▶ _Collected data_
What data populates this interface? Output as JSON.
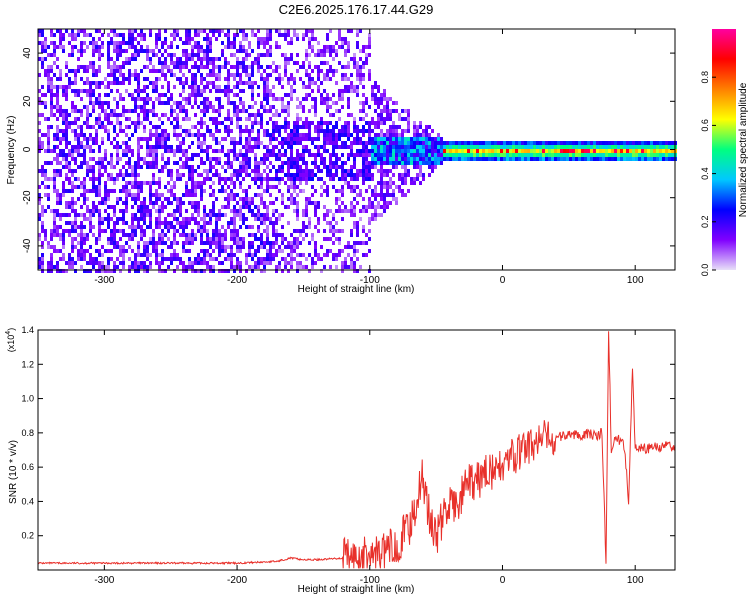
{
  "title": "C2E6.2025.176.17.44.G29",
  "chart_data": [
    {
      "type": "heatmap",
      "xlabel": "Height of straight line (km)",
      "ylabel": "Frequency (Hz)",
      "xlim": [
        -350,
        130
      ],
      "ylim": [
        -50,
        50
      ],
      "xticks": [
        -300,
        -200,
        -100,
        0,
        100
      ],
      "yticks": [
        -40,
        -20,
        0,
        20,
        40
      ],
      "colorbar": {
        "label": "Normalized spectral amplitude",
        "range": [
          0,
          1
        ],
        "ticks": [
          "0.0",
          "0.2",
          "0.4",
          "0.6",
          "0.8"
        ],
        "colors": [
          "#e8e0f8",
          "#8000ff",
          "#0000ff",
          "#00c8ff",
          "#00ff80",
          "#ffff00",
          "#ff8000",
          "#ff0000",
          "#ff00a0"
        ]
      },
      "regions": [
        {
          "x_range": [
            -350,
            -175
          ],
          "freq_spread": 50,
          "amplitude": 0.15
        },
        {
          "x_range": [
            -175,
            -100
          ],
          "freq_spread": 50,
          "amplitude": 0.12
        },
        {
          "x_range": [
            -100,
            -50
          ],
          "freq_spread": 25,
          "amplitude": 0.2
        },
        {
          "x_range": [
            -50,
            130
          ],
          "freq_spread": 4,
          "amplitude": 0.55
        }
      ]
    },
    {
      "type": "line",
      "xlabel": "Height of straight line (km)",
      "ylabel": "SNR (10 * v/v)",
      "yscale_label": "(x10",
      "yscale_exp": "4",
      "xlim": [
        -350,
        130
      ],
      "ylim": [
        0,
        1.4
      ],
      "xticks": [
        -300,
        -200,
        -100,
        0,
        100
      ],
      "yticks": [
        "0.2",
        "0.4",
        "0.6",
        "0.8",
        "1.0",
        "1.2",
        "1.4"
      ],
      "color": "#e8302a",
      "series": [
        {
          "x": [
            -350,
            -300,
            -250,
            -200,
            -170,
            -160,
            -150,
            -140,
            -120,
            -100,
            -90,
            -80,
            -70,
            -65,
            -60,
            -55,
            -50,
            -45,
            -40,
            -35,
            -30,
            -25,
            -20,
            -15,
            -10,
            -5,
            0,
            5,
            10,
            15,
            20,
            25,
            30,
            35,
            40,
            45,
            50,
            55,
            60,
            65,
            70,
            75,
            78,
            80,
            82,
            85,
            88,
            90,
            92,
            95,
            98,
            100,
            105,
            110,
            115,
            120,
            125,
            130
          ],
          "y": [
            0.04,
            0.04,
            0.04,
            0.04,
            0.05,
            0.07,
            0.06,
            0.06,
            0.07,
            0.08,
            0.1,
            0.15,
            0.25,
            0.4,
            0.55,
            0.3,
            0.2,
            0.3,
            0.4,
            0.35,
            0.45,
            0.5,
            0.5,
            0.55,
            0.6,
            0.55,
            0.62,
            0.65,
            0.66,
            0.7,
            0.72,
            0.74,
            0.76,
            0.76,
            0.77,
            0.78,
            0.79,
            0.79,
            0.79,
            0.8,
            0.78,
            0.8,
            0.05,
            1.4,
            0.7,
            0.78,
            0.76,
            0.74,
            0.72,
            0.4,
            1.2,
            0.72,
            0.71,
            0.71,
            0.72,
            0.72,
            0.72,
            0.72
          ]
        }
      ]
    }
  ]
}
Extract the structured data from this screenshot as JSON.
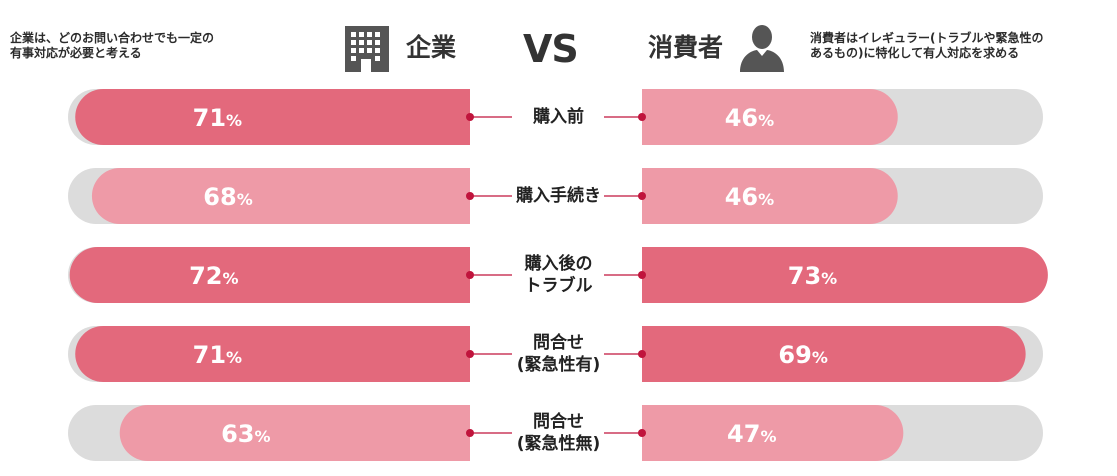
{
  "header": {
    "left_note": "企業は、どのお問い合わせでも一定の\n有事対応が必要と考える",
    "company_label": "企業",
    "vs_label": "VS",
    "consumer_label": "消費者",
    "right_note": "消費者はイレギュラー(トラブルや緊急性の\nあるもの)に特化して有人対応を求める",
    "icons": {
      "company": "building-icon",
      "consumer": "person-icon"
    }
  },
  "colors": {
    "track": "#dcdcdc",
    "dark_bar": "#e3697c",
    "light_bar": "#ee9aa7",
    "connector": "#c0143c"
  },
  "chart_data": {
    "type": "bar",
    "orientation": "diverging-horizontal",
    "unit": "%",
    "categories": [
      "購入前",
      "購入手続き",
      "購入後の\nトラブル",
      "問合せ\n(緊急性有)",
      "問合せ\n(緊急性無)"
    ],
    "series": [
      {
        "name": "企業",
        "side": "left",
        "values": [
          71,
          68,
          72,
          71,
          63
        ],
        "labels": [
          "71%",
          "68%",
          "72%",
          "71%",
          "63%"
        ],
        "shade": [
          "dark",
          "light",
          "dark",
          "dark",
          "light"
        ]
      },
      {
        "name": "消費者",
        "side": "right",
        "values": [
          46,
          46,
          73,
          69,
          47
        ],
        "labels": [
          "46%",
          "46%",
          "73%",
          "69%",
          "47%"
        ],
        "shade": [
          "light",
          "light",
          "dark",
          "dark",
          "light"
        ]
      }
    ],
    "xlim": [
      0,
      100
    ],
    "legend": "none",
    "grid": false
  }
}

▶ _OBJECTIVE_
Each line in the records above should be reproduced exactly; images are not copied.

▶ _FINAL RESULT_
What data populates this interface? Output as JSON.
{
  "title": "C2E6.2025.176.17.44.G29",
  "chart_data": [
    {
      "type": "heatmap",
      "xlabel": "Height of straight line (km)",
      "ylabel": "Frequency (Hz)",
      "xlim": [
        -350,
        130
      ],
      "ylim": [
        -50,
        50
      ],
      "xticks": [
        -300,
        -200,
        -100,
        0,
        100
      ],
      "yticks": [
        -40,
        -20,
        0,
        20,
        40
      ],
      "colorbar": {
        "label": "Normalized spectral amplitude",
        "range": [
          0,
          1
        ],
        "ticks": [
          "0.0",
          "0.2",
          "0.4",
          "0.6",
          "0.8"
        ],
        "colors": [
          "#e8e0f8",
          "#8000ff",
          "#0000ff",
          "#00c8ff",
          "#00ff80",
          "#ffff00",
          "#ff8000",
          "#ff0000",
          "#ff00a0"
        ]
      },
      "regions": [
        {
          "x_range": [
            -350,
            -175
          ],
          "freq_spread": 50,
          "amplitude": 0.15
        },
        {
          "x_range": [
            -175,
            -100
          ],
          "freq_spread": 50,
          "amplitude": 0.12
        },
        {
          "x_range": [
            -100,
            -50
          ],
          "freq_spread": 25,
          "amplitude": 0.2
        },
        {
          "x_range": [
            -50,
            130
          ],
          "freq_spread": 4,
          "amplitude": 0.55
        }
      ]
    },
    {
      "type": "line",
      "xlabel": "Height of straight line (km)",
      "ylabel": "SNR (10 * v/v)",
      "yscale_label": "(x10",
      "yscale_exp": "4",
      "xlim": [
        -350,
        130
      ],
      "ylim": [
        0,
        1.4
      ],
      "xticks": [
        -300,
        -200,
        -100,
        0,
        100
      ],
      "yticks": [
        "0.2",
        "0.4",
        "0.6",
        "0.8",
        "1.0",
        "1.2",
        "1.4"
      ],
      "color": "#e8302a",
      "series": [
        {
          "x": [
            -350,
            -300,
            -250,
            -200,
            -170,
            -160,
            -150,
            -140,
            -120,
            -100,
            -90,
            -80,
            -70,
            -65,
            -60,
            -55,
            -50,
            -45,
            -40,
            -35,
            -30,
            -25,
            -20,
            -15,
            -10,
            -5,
            0,
            5,
            10,
            15,
            20,
            25,
            30,
            35,
            40,
            45,
            50,
            55,
            60,
            65,
            70,
            75,
            78,
            80,
            82,
            85,
            88,
            90,
            92,
            95,
            98,
            100,
            105,
            110,
            115,
            120,
            125,
            130
          ],
          "y": [
            0.04,
            0.04,
            0.04,
            0.04,
            0.05,
            0.07,
            0.06,
            0.06,
            0.07,
            0.08,
            0.1,
            0.15,
            0.25,
            0.4,
            0.55,
            0.3,
            0.2,
            0.3,
            0.4,
            0.35,
            0.45,
            0.5,
            0.5,
            0.55,
            0.6,
            0.55,
            0.62,
            0.65,
            0.66,
            0.7,
            0.72,
            0.74,
            0.76,
            0.76,
            0.77,
            0.78,
            0.79,
            0.79,
            0.79,
            0.8,
            0.78,
            0.8,
            0.05,
            1.4,
            0.7,
            0.78,
            0.76,
            0.74,
            0.72,
            0.4,
            1.2,
            0.72,
            0.71,
            0.71,
            0.72,
            0.72,
            0.72,
            0.72
          ]
        }
      ]
    }
  ]
}
Extract the structured data from this screenshot as JSON.
{
  "header": {
    "left_note": "企業は、どのお問い合わせでも一定の\n有事対応が必要と考える",
    "company_label": "企業",
    "vs_label": "VS",
    "consumer_label": "消費者",
    "right_note": "消費者はイレギュラー(トラブルや緊急性の\nあるもの)に特化して有人対応を求める",
    "icons": {
      "company": "building-icon",
      "consumer": "person-icon"
    }
  },
  "colors": {
    "track": "#dcdcdc",
    "dark_bar": "#e3697c",
    "light_bar": "#ee9aa7",
    "connector": "#c0143c"
  },
  "chart_data": {
    "type": "bar",
    "orientation": "diverging-horizontal",
    "unit": "%",
    "categories": [
      "購入前",
      "購入手続き",
      "購入後の\nトラブル",
      "問合せ\n(緊急性有)",
      "問合せ\n(緊急性無)"
    ],
    "series": [
      {
        "name": "企業",
        "side": "left",
        "values": [
          71,
          68,
          72,
          71,
          63
        ],
        "labels": [
          "71%",
          "68%",
          "72%",
          "71%",
          "63%"
        ],
        "shade": [
          "dark",
          "light",
          "dark",
          "dark",
          "light"
        ]
      },
      {
        "name": "消費者",
        "side": "right",
        "values": [
          46,
          46,
          73,
          69,
          47
        ],
        "labels": [
          "46%",
          "46%",
          "73%",
          "69%",
          "47%"
        ],
        "shade": [
          "light",
          "light",
          "dark",
          "dark",
          "light"
        ]
      }
    ],
    "xlim": [
      0,
      100
    ],
    "legend": "none",
    "grid": false
  }
}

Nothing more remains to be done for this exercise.